[start of Data to use]

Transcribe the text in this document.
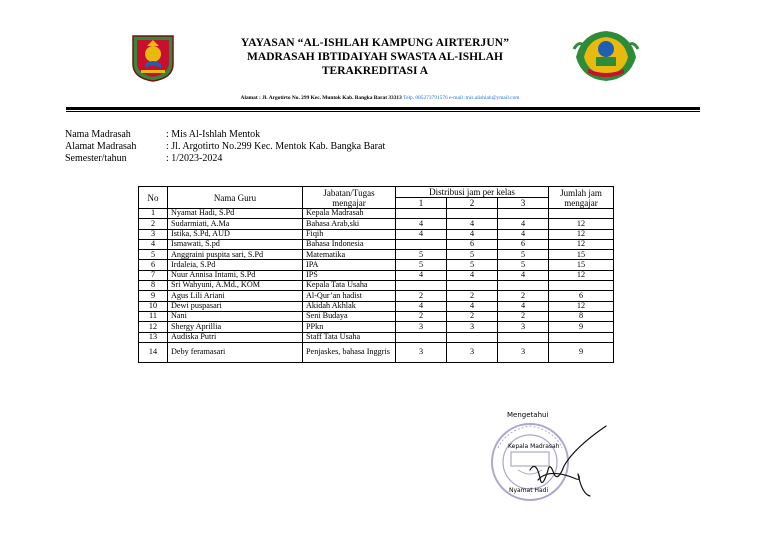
YAYASAN “AL-ISHLAH KAMPUNG AIRTERJUN”
MADRASAH IBTIDAIYAH SWASTA AL-ISHLAH
TERAKREDITASI A
Alamat : Jl. Argotirto No. 299 Kec. Muntok Kab. Bangka Barat 33313 Telp. 085273791576 e-mail :mis.alishlah@ymail.com
Nama Madrasah	: Mis Al-Ishlah Mentok
Alamat Madrasah	: Jl. Argotirto No.299 Kec. Mentok Kab. Bangka Barat
Semester/tahun	: 1/2023-2024
No	Nama Guru	Jabatan/Tugas mengajar	Distribusi jam per kelas			Jumlah jam mengajar
			1	2	3	
1	Nyamat Hadi, S.Pd	Kepala Madrasah				
2	Sudarmiati, A.Ma	Bahasa Arab,ski	4	4	4	12
3	Istika, S.Pd, AUD	Fiqih	4	4	4	12
4	Ismawati, S.pd	Bahasa Indonesia		6	6	12
5	Anggraini puspita sari, S.Pd	Matematika	5	5	5	15
6	Irdaleia, S.Pd	IPA	5	5	5	15
7	Nuur Annisa Intami, S.Pd	IPS	4	4	4	12
8	Sri Wahyuni, A.Md., KOM	Kepala Tata Usaha				
9	Agus Lili Ariani	Al-Qur’an hadist	2	2	2	6
10	Dewi puspasari	Akidah Akhlak	4	4	4	12
11	Nani	Seni Budaya	2	2	2	8
12	Shergy Aprillia	PPkn	3	3	3	9
13	Audiska Putri	Staff Tata Usaha				
14	Deby feramasari	Penjaskes, bahasa Inggris	3	3	3	9
Mengetahui
Kepala Madrasah
Nyamat Hadi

[end of Data to use]

## Your goal
Give back each entry exactly as it appears, with no pictures.

## Written response
Transcribe the text in this document.
YAYASAN “AL-ISHLAH KAMPUNG AIRTERJUN”
MADRASAH IBTIDAIYAH SWASTA AL-ISHLAH
TERAKREDITASI A
Alamat : Jl. Argotirto No. 299 Kec. Muntok Kab. Bangka Barat 33313 Telp. 085273791576 e-mail :mis.alishlah@ymail.com
Nama Madrasah	: Mis Al-Ishlah Mentok
Alamat Madrasah	: Jl. Argotirto No.299 Kec. Mentok Kab. Bangka Barat
Semester/tahun	: 1/2023-2024
No	Nama Guru	Jabatan/Tugas mengajar	Distribusi jam per kelas			Jumlah jam mengajar
			1	2	3	
1	Nyamat Hadi, S.Pd	Kepala Madrasah				
2	Sudarmiati, A.Ma	Bahasa Arab,ski	4	4	4	12
3	Istika, S.Pd, AUD	Fiqih	4	4	4	12
4	Ismawati, S.pd	Bahasa Indonesia		6	6	12
5	Anggraini puspita sari, S.Pd	Matematika	5	5	5	15
6	Irdaleia, S.Pd	IPA	5	5	5	15
7	Nuur Annisa Intami, S.Pd	IPS	4	4	4	12
8	Sri Wahyuni, A.Md., KOM	Kepala Tata Usaha				
9	Agus Lili Ariani	Al-Qur’an hadist	2	2	2	6
10	Dewi puspasari	Akidah Akhlak	4	4	4	12
11	Nani	Seni Budaya	2	2	2	8
12	Shergy Aprillia	PPkn	3	3	3	9
13	Audiska Putri	Staff Tata Usaha				
14	Deby feramasari	Penjaskes, bahasa Inggris	3	3	3	9
Mengetahui
Kepala Madrasah
Nyamat Hadi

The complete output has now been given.